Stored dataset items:
>> begin

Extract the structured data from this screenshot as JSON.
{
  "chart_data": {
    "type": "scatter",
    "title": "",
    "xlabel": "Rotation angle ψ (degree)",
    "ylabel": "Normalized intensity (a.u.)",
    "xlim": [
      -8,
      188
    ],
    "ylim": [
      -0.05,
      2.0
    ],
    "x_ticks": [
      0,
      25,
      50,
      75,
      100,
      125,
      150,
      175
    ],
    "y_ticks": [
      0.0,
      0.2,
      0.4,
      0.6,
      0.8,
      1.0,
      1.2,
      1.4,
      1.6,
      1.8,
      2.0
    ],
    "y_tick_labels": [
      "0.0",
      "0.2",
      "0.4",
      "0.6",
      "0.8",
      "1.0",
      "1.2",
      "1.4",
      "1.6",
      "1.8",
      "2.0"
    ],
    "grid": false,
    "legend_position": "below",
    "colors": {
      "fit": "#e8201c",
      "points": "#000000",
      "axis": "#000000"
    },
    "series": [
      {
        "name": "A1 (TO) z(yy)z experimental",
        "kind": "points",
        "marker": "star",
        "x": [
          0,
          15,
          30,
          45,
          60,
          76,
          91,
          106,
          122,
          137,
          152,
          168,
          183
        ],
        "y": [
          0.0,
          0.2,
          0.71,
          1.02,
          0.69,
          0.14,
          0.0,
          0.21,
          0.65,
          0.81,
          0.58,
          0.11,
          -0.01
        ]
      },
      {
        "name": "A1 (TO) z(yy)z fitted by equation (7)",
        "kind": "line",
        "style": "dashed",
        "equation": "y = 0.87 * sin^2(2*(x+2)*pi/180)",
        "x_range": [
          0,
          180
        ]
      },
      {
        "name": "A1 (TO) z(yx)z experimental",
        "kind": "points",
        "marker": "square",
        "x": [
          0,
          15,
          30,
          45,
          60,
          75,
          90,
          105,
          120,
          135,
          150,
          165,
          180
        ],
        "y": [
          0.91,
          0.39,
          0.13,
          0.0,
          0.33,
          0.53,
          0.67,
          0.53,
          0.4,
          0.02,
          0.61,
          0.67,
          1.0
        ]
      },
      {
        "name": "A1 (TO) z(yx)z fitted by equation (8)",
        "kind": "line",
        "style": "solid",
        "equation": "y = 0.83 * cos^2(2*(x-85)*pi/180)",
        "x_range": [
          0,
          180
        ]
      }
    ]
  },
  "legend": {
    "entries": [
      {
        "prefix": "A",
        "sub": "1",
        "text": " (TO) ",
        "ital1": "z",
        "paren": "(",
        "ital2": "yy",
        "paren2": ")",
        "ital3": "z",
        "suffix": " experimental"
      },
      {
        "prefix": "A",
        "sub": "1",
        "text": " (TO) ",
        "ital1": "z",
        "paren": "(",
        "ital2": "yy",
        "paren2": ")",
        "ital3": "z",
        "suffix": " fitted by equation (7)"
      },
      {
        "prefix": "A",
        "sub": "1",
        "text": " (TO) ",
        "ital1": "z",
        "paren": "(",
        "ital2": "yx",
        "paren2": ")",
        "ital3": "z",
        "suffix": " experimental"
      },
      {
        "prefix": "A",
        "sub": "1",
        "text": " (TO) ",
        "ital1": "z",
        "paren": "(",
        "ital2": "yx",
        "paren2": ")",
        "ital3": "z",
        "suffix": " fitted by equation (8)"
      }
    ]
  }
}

>> end

:: What you are asked to do ::
Quote the data in full, keeping each word unchanged.

:: Completed exercise ::
Extract the structured data from this screenshot as JSON.
{
  "chart_data": {
    "type": "scatter",
    "title": "",
    "xlabel": "Rotation angle ψ (degree)",
    "ylabel": "Normalized intensity (a.u.)",
    "xlim": [
      -8,
      188
    ],
    "ylim": [
      -0.05,
      2.0
    ],
    "x_ticks": [
      0,
      25,
      50,
      75,
      100,
      125,
      150,
      175
    ],
    "y_ticks": [
      0.0,
      0.2,
      0.4,
      0.6,
      0.8,
      1.0,
      1.2,
      1.4,
      1.6,
      1.8,
      2.0
    ],
    "y_tick_labels": [
      "0.0",
      "0.2",
      "0.4",
      "0.6",
      "0.8",
      "1.0",
      "1.2",
      "1.4",
      "1.6",
      "1.8",
      "2.0"
    ],
    "grid": false,
    "legend_position": "below",
    "colors": {
      "fit": "#e8201c",
      "points": "#000000",
      "axis": "#000000"
    },
    "series": [
      {
        "name": "A1 (TO) z(yy)z experimental",
        "kind": "points",
        "marker": "star",
        "x": [
          0,
          15,
          30,
          45,
          60,
          76,
          91,
          106,
          122,
          137,
          152,
          168,
          183
        ],
        "y": [
          0.0,
          0.2,
          0.71,
          1.02,
          0.69,
          0.14,
          0.0,
          0.21,
          0.65,
          0.81,
          0.58,
          0.11,
          -0.01
        ]
      },
      {
        "name": "A1 (TO) z(yy)z fitted by equation (7)",
        "kind": "line",
        "style": "dashed",
        "equation": "y = 0.87 * sin^2(2*(x+2)*pi/180)",
        "x_range": [
          0,
          180
        ]
      },
      {
        "name": "A1 (TO) z(yx)z experimental",
        "kind": "points",
        "marker": "square",
        "x": [
          0,
          15,
          30,
          45,
          60,
          75,
          90,
          105,
          120,
          135,
          150,
          165,
          180
        ],
        "y": [
          0.91,
          0.39,
          0.13,
          0.0,
          0.33,
          0.53,
          0.67,
          0.53,
          0.4,
          0.02,
          0.61,
          0.67,
          1.0
        ]
      },
      {
        "name": "A1 (TO) z(yx)z fitted by equation (8)",
        "kind": "line",
        "style": "solid",
        "equation": "y = 0.83 * cos^2(2*(x-85)*pi/180)",
        "x_range": [
          0,
          180
        ]
      }
    ]
  },
  "legend": {
    "entries": [
      {
        "prefix": "A",
        "sub": "1",
        "text": " (TO) ",
        "ital1": "z",
        "paren": "(",
        "ital2": "yy",
        "paren2": ")",
        "ital3": "z",
        "suffix": " experimental"
      },
      {
        "prefix": "A",
        "sub": "1",
        "text": " (TO) ",
        "ital1": "z",
        "paren": "(",
        "ital2": "yy",
        "paren2": ")",
        "ital3": "z",
        "suffix": " fitted by equation (7)"
      },
      {
        "prefix": "A",
        "sub": "1",
        "text": " (TO) ",
        "ital1": "z",
        "paren": "(",
        "ital2": "yx",
        "paren2": ")",
        "ital3": "z",
        "suffix": " experimental"
      },
      {
        "prefix": "A",
        "sub": "1",
        "text": " (TO) ",
        "ital1": "z",
        "paren": "(",
        "ital2": "yx",
        "paren2": ")",
        "ital3": "z",
        "suffix": " fitted by equation (8)"
      }
    ]
  }
}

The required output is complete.